Written request:
Return every record exactly as written.

---------- Supplied data

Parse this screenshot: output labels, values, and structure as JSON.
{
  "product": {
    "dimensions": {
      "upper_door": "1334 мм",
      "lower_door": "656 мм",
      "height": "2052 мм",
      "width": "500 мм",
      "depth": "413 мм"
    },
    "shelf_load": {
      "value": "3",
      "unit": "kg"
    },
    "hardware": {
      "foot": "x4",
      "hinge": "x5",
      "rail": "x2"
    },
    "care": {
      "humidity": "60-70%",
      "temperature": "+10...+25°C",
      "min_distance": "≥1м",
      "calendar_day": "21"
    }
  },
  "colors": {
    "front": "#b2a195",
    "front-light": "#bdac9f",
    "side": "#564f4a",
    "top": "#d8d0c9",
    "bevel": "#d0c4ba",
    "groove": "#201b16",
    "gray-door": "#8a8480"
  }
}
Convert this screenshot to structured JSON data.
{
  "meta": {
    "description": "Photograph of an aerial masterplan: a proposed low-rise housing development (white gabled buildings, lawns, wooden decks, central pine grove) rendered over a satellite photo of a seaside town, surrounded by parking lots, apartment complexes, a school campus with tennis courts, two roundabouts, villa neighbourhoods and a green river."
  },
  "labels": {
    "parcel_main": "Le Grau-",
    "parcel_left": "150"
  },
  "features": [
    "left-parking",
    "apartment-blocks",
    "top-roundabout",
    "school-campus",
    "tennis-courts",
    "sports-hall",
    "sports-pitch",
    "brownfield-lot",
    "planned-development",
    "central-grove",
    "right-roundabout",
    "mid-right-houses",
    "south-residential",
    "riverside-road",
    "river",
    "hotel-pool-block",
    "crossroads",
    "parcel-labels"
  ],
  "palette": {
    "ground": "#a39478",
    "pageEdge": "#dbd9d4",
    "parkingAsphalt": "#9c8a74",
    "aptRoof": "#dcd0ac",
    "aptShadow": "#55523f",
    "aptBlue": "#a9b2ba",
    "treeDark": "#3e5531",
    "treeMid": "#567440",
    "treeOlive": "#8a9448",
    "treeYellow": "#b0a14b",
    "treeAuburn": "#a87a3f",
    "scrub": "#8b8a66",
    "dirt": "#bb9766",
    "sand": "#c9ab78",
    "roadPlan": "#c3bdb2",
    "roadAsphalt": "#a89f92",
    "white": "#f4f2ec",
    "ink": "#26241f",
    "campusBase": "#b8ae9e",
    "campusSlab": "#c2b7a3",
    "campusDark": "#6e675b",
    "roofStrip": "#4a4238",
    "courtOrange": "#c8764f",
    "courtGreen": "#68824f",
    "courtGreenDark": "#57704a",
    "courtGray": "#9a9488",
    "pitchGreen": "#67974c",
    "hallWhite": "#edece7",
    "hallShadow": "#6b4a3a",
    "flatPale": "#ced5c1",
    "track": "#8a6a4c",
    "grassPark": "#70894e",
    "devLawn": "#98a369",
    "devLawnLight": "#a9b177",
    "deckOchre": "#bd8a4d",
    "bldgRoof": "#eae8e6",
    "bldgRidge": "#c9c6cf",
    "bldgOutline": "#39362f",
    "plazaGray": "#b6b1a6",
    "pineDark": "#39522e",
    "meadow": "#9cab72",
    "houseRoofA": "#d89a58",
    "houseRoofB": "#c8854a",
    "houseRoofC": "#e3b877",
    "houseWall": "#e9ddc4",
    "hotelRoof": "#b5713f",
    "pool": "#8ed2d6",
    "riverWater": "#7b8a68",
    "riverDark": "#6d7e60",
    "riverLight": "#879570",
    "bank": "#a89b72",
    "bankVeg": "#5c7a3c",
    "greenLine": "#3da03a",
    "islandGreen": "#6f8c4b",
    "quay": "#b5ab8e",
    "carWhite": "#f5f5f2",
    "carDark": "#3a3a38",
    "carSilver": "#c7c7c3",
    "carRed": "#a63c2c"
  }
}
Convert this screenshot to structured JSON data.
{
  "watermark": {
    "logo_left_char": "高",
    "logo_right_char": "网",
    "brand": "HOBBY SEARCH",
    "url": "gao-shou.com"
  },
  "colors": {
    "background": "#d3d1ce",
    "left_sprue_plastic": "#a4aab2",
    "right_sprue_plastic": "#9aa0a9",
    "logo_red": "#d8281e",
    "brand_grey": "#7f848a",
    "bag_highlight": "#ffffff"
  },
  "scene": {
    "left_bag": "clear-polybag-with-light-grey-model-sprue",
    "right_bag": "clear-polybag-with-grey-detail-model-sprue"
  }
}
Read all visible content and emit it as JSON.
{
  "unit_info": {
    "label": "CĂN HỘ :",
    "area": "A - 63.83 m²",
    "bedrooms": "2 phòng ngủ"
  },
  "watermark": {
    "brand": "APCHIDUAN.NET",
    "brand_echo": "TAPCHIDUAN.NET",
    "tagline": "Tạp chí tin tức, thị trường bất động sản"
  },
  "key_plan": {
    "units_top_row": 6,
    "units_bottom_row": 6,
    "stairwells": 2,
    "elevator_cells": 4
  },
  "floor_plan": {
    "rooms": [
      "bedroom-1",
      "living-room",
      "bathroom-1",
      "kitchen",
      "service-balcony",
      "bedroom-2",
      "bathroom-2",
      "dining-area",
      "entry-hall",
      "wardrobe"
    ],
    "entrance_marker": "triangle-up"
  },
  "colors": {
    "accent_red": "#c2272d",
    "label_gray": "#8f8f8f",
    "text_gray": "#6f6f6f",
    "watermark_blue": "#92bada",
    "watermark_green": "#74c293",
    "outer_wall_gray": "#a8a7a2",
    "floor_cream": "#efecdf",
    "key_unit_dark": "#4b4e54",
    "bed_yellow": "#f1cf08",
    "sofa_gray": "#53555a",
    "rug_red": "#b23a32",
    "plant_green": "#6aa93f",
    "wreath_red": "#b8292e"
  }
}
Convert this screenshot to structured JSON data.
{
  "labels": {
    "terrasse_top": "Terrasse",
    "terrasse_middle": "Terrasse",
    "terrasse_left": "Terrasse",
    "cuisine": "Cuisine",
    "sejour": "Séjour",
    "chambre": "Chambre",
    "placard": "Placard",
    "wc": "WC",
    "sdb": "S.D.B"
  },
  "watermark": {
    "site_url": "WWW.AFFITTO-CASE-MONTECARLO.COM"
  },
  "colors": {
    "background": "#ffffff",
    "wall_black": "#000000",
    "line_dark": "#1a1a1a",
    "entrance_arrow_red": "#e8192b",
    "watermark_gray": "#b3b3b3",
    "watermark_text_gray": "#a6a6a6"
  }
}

--------------------

Exercise response:
Parse this screenshot: output labels, values, and structure as JSON.
{
  "product": {
    "dimensions": {
      "upper_door": "1334 мм",
      "lower_door": "656 мм",
      "height": "2052 мм",
      "width": "500 мм",
      "depth": "413 мм"
    },
    "shelf_load": {
      "value": "3",
      "unit": "kg"
    },
    "hardware": {
      "foot": "x4",
      "hinge": "x5",
      "rail": "x2"
    },
    "care": {
      "humidity": "60-70%",
      "temperature": "+10...+25°C",
      "min_distance": "≥1м",
      "calendar_day": "21"
    }
  },
  "colors": {
    "front": "#b2a195",
    "front-light": "#bdac9f",
    "side": "#564f4a",
    "top": "#d8d0c9",
    "bevel": "#d0c4ba",
    "groove": "#201b16",
    "gray-door": "#8a8480"
  }
}
Convert this screenshot to structured JSON data.
{
  "meta": {
    "description": "Photograph of an aerial masterplan: a proposed low-rise housing development (white gabled buildings, lawns, wooden decks, central pine grove) rendered over a satellite photo of a seaside town, surrounded by parking lots, apartment complexes, a school campus with tennis courts, two roundabouts, villa neighbourhoods and a green river."
  },
  "labels": {
    "parcel_main": "Le Grau-",
    "parcel_left": "150"
  },
  "features": [
    "left-parking",
    "apartment-blocks",
    "top-roundabout",
    "school-campus",
    "tennis-courts",
    "sports-hall",
    "sports-pitch",
    "brownfield-lot",
    "planned-development",
    "central-grove",
    "right-roundabout",
    "mid-right-houses",
    "south-residential",
    "riverside-road",
    "river",
    "hotel-pool-block",
    "crossroads",
    "parcel-labels"
  ],
  "palette": {
    "ground": "#a39478",
    "pageEdge": "#dbd9d4",
    "parkingAsphalt": "#9c8a74",
    "aptRoof": "#dcd0ac",
    "aptShadow": "#55523f",
    "aptBlue": "#a9b2ba",
    "treeDark": "#3e5531",
    "treeMid": "#567440",
    "treeOlive": "#8a9448",
    "treeYellow": "#b0a14b",
    "treeAuburn": "#a87a3f",
    "scrub": "#8b8a66",
    "dirt": "#bb9766",
    "sand": "#c9ab78",
    "roadPlan": "#c3bdb2",
    "roadAsphalt": "#a89f92",
    "white": "#f4f2ec",
    "ink": "#26241f",
    "campusBase": "#b8ae9e",
    "campusSlab": "#c2b7a3",
    "campusDark": "#6e675b",
    "roofStrip": "#4a4238",
    "courtOrange": "#c8764f",
    "courtGreen": "#68824f",
    "courtGreenDark": "#57704a",
    "courtGray": "#9a9488",
    "pitchGreen": "#67974c",
    "hallWhite": "#edece7",
    "hallShadow": "#6b4a3a",
    "flatPale": "#ced5c1",
    "track": "#8a6a4c",
    "grassPark": "#70894e",
    "devLawn": "#98a369",
    "devLawnLight": "#a9b177",
    "deckOchre": "#bd8a4d",
    "bldgRoof": "#eae8e6",
    "bldgRidge": "#c9c6cf",
    "bldgOutline": "#39362f",
    "plazaGray": "#b6b1a6",
    "pineDark": "#39522e",
    "meadow": "#9cab72",
    "houseRoofA": "#d89a58",
    "houseRoofB": "#c8854a",
    "houseRoofC": "#e3b877",
    "houseWall": "#e9ddc4",
    "hotelRoof": "#b5713f",
    "pool": "#8ed2d6",
    "riverWater": "#7b8a68",
    "riverDark": "#6d7e60",
    "riverLight": "#879570",
    "bank": "#a89b72",
    "bankVeg": "#5c7a3c",
    "greenLine": "#3da03a",
    "islandGreen": "#6f8c4b",
    "quay": "#b5ab8e",
    "carWhite": "#f5f5f2",
    "carDark": "#3a3a38",
    "carSilver": "#c7c7c3",
    "carRed": "#a63c2c"
  }
}
Convert this screenshot to structured JSON data.
{
  "watermark": {
    "logo_left_char": "高",
    "logo_right_char": "网",
    "brand": "HOBBY SEARCH",
    "url": "gao-shou.com"
  },
  "colors": {
    "background": "#d3d1ce",
    "left_sprue_plastic": "#a4aab2",
    "right_sprue_plastic": "#9aa0a9",
    "logo_red": "#d8281e",
    "brand_grey": "#7f848a",
    "bag_highlight": "#ffffff"
  },
  "scene": {
    "left_bag": "clear-polybag-with-light-grey-model-sprue",
    "right_bag": "clear-polybag-with-grey-detail-model-sprue"
  }
}
Read all visible content and emit it as JSON.
{
  "unit_info": {
    "label": "CĂN HỘ :",
    "area": "A - 63.83 m²",
    "bedrooms": "2 phòng ngủ"
  },
  "watermark": {
    "brand": "APCHIDUAN.NET",
    "brand_echo": "TAPCHIDUAN.NET",
    "tagline": "Tạp chí tin tức, thị trường bất động sản"
  },
  "key_plan": {
    "units_top_row": 6,
    "units_bottom_row": 6,
    "stairwells": 2,
    "elevator_cells": 4
  },
  "floor_plan": {
    "rooms": [
      "bedroom-1",
      "living-room",
      "bathroom-1",
      "kitchen",
      "service-balcony",
      "bedroom-2",
      "bathroom-2",
      "dining-area",
      "entry-hall",
      "wardrobe"
    ],
    "entrance_marker": "triangle-up"
  },
  "colors": {
    "accent_red": "#c2272d",
    "label_gray": "#8f8f8f",
    "text_gray": "#6f6f6f",
    "watermark_blue": "#92bada",
    "watermark_green": "#74c293",
    "outer_wall_gray": "#a8a7a2",
    "floor_cream": "#efecdf",
    "key_unit_dark": "#4b4e54",
    "bed_yellow": "#f1cf08",
    "sofa_gray": "#53555a",
    "rug_red": "#b23a32",
    "plant_green": "#6aa93f",
    "wreath_red": "#b8292e"
  }
}
Convert this screenshot to structured JSON data.
{
  "labels": {
    "terrasse_top": "Terrasse",
    "terrasse_middle": "Terrasse",
    "terrasse_left": "Terrasse",
    "cuisine": "Cuisine",
    "sejour": "Séjour",
    "chambre": "Chambre",
    "placard": "Placard",
    "wc": "WC",
    "sdb": "S.D.B"
  },
  "watermark": {
    "site_url": "WWW.AFFITTO-CASE-MONTECARLO.COM"
  },
  "colors": {
    "background": "#ffffff",
    "wall_black": "#000000",
    "line_dark": "#1a1a1a",
    "entrance_arrow_red": "#e8192b",
    "watermark_gray": "#b3b3b3",
    "watermark_text_gray": "#a6a6a6"
  }
}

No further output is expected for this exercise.